**Aim of the exercise**: Which lines contain the word "heading"? Return each of them as written.

**Listed entries**:
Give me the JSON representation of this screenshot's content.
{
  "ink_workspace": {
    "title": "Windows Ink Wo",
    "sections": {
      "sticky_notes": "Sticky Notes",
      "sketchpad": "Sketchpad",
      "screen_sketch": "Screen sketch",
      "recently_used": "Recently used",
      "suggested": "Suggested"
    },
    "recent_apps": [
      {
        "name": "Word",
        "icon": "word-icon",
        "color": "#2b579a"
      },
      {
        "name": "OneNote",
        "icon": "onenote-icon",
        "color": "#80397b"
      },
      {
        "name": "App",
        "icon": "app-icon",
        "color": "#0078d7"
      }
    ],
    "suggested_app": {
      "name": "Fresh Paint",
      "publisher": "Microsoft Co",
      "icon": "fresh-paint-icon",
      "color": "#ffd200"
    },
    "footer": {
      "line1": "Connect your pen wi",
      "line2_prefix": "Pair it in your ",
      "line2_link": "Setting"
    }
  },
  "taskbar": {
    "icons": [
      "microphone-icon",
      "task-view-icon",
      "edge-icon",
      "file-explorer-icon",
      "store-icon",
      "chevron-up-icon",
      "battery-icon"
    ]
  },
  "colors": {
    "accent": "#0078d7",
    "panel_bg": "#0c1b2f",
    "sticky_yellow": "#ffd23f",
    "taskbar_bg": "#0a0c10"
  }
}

...

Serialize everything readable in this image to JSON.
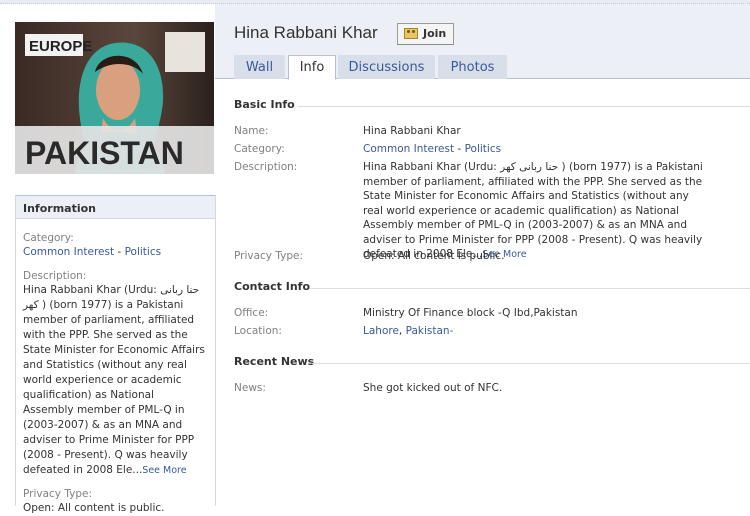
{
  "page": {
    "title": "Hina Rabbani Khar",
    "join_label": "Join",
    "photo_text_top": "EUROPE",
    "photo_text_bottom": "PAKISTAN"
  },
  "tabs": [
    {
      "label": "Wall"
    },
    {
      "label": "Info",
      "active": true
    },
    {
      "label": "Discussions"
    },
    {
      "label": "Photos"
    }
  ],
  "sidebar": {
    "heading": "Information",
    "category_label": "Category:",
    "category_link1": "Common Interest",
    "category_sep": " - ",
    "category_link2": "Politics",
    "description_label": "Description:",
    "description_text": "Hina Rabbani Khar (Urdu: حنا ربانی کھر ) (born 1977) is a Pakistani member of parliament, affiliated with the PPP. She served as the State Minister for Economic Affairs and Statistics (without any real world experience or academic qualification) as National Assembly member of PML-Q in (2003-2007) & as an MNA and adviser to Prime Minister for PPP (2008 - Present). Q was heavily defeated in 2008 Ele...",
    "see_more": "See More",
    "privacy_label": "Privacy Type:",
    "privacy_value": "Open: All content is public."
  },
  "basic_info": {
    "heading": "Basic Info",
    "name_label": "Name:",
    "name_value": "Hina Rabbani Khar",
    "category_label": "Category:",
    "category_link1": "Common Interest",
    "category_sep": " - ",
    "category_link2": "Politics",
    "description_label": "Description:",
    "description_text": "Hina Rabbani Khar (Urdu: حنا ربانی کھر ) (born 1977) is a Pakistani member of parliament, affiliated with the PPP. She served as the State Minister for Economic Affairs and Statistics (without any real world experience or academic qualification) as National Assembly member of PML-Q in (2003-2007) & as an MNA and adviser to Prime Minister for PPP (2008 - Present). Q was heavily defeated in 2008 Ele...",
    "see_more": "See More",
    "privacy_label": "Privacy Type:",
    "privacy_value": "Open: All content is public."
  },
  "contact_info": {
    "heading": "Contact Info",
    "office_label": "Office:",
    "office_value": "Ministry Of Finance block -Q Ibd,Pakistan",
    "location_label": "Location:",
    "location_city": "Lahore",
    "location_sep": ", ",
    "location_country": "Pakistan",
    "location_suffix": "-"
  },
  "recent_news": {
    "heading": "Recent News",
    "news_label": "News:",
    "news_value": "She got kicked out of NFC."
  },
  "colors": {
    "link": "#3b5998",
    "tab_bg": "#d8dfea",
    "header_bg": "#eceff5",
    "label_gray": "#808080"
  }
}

**Answer**:
    "heading": "Information",
    "heading": "Basic Info",
    "heading": "Contact Info",
    "heading": "Recent News",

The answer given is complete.